Recast the paragraph in the walrus passage below that begins "You can do one of two things" as a short bulleted list that keeps its main facts.

» **Extract to read**
■ ■ ■ ■ ■ ■ ■
Jun 5, 2017

a walrus on the beach

Lawrence Weschler in the edited collection called The New New Journalism:

“All the time I spend gathering material and doing interviews during my first few weeks is actually about trying to figure out the question. One of the most helpful things that anyone ever told me was said by a marine biologist in college named Todd Newberry. I was writing an essay for him on some enormous, unwieldy topic and was floundering badly. And he said, “When you’re dealing with a huge, amorphous topic, it’s sort of like when you’re walking down the beach and come upon a dead walrus and you’re curious why it died.” (Bracketing the fact that don’t walk down beaches, don’t come upon walruses, and wouldn’t give a damn why they died!) He continued:

‘You can do one of two things. You can pick up that piece of driftwood over there and start bashing the walrus, but all you’ll do is make a mess of the walrus and of yourself. Or you can take that driftwood over to that boulder and sit down, pick up that stone, and start sharpening it. It will take you hours and hours, probably all afternoon to sharpen the driftwood. But at the end of the process you’ll have a blade. And you can then use that blade to do an autopsy and you’ll figure out what happened in five minutes.’

The moral of Todd’s story is that when you’re confronting a huge, amorpohous topic, don’t ask huge, amorphous questions. Spend 95 percent of your time honing the question. In the early stages of my reporting I often approach an interview with a battery of questions the size of a huge block. “Does this question work? How about that one?”
■ ■ ■ ■ ■ ■ ■
» **Data excerpts**
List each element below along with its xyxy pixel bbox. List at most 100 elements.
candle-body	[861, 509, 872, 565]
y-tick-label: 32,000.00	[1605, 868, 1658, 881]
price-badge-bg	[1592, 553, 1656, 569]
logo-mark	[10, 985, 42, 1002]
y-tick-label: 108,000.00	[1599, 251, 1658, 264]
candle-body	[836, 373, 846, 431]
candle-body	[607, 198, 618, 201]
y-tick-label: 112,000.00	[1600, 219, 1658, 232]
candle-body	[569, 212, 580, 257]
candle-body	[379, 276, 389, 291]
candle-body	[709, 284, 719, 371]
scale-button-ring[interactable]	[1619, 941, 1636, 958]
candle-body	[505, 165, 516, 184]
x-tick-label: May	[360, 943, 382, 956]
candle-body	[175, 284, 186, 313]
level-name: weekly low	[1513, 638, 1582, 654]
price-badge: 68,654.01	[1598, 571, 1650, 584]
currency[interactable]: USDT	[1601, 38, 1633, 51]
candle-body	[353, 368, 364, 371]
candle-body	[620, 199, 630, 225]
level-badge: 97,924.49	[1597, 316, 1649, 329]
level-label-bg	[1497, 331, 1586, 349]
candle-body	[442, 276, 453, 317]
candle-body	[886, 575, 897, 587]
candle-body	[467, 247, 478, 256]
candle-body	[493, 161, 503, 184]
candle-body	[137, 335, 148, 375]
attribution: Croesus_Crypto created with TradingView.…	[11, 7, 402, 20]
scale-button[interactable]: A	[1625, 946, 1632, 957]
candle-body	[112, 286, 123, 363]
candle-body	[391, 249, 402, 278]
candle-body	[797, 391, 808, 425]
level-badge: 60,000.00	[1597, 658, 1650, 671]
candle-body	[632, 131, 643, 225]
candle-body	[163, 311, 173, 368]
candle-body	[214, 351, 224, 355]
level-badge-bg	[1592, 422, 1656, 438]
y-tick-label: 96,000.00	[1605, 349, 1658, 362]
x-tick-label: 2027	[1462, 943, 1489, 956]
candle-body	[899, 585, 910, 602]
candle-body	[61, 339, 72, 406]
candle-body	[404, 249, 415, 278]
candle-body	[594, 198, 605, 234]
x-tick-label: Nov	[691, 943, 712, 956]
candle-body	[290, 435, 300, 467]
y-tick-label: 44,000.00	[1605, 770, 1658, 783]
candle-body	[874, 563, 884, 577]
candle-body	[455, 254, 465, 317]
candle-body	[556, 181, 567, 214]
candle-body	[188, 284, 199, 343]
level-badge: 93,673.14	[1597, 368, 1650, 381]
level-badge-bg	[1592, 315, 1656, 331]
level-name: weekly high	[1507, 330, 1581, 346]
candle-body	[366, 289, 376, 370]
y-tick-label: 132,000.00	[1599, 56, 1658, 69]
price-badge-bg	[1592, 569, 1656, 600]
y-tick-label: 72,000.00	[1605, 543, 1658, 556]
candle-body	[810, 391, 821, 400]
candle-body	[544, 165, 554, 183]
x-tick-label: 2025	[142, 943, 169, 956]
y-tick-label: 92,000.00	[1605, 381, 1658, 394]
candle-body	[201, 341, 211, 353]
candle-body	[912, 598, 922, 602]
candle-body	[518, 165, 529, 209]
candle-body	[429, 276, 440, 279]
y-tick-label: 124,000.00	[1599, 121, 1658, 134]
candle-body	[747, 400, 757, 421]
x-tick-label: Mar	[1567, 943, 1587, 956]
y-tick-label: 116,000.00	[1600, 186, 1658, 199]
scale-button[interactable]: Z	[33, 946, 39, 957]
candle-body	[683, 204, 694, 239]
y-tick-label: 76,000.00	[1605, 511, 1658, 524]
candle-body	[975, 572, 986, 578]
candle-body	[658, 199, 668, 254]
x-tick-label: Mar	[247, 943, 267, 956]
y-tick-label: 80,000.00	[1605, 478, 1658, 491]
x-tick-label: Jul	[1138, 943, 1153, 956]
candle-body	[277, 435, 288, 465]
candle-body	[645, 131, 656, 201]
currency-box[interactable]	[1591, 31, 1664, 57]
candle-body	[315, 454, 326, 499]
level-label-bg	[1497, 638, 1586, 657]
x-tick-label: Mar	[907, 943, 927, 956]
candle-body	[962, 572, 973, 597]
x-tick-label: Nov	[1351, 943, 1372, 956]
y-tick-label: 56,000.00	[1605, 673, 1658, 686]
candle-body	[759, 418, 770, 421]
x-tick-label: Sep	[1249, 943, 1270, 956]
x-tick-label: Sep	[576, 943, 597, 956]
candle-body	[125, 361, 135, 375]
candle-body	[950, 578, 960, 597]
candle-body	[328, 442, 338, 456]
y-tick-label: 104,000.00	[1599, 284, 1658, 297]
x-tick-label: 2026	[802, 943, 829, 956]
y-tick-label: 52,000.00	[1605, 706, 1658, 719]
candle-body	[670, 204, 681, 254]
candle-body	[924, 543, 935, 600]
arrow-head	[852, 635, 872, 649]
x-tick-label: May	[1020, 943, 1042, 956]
■ ■ ■ ■ ■ ■ ■
» **Answer space**
- One option is to bash the walrus with a piece of driftwood, which only makes a mess of the walrus and of yourself.
- The other is to take the driftwood to a boulder, sit down, and sharpen it with a stone.
- Sharpening takes hours, probably all afternoon, but produces a blade.
- With that blade, an autopsy shows what happened in five minutes.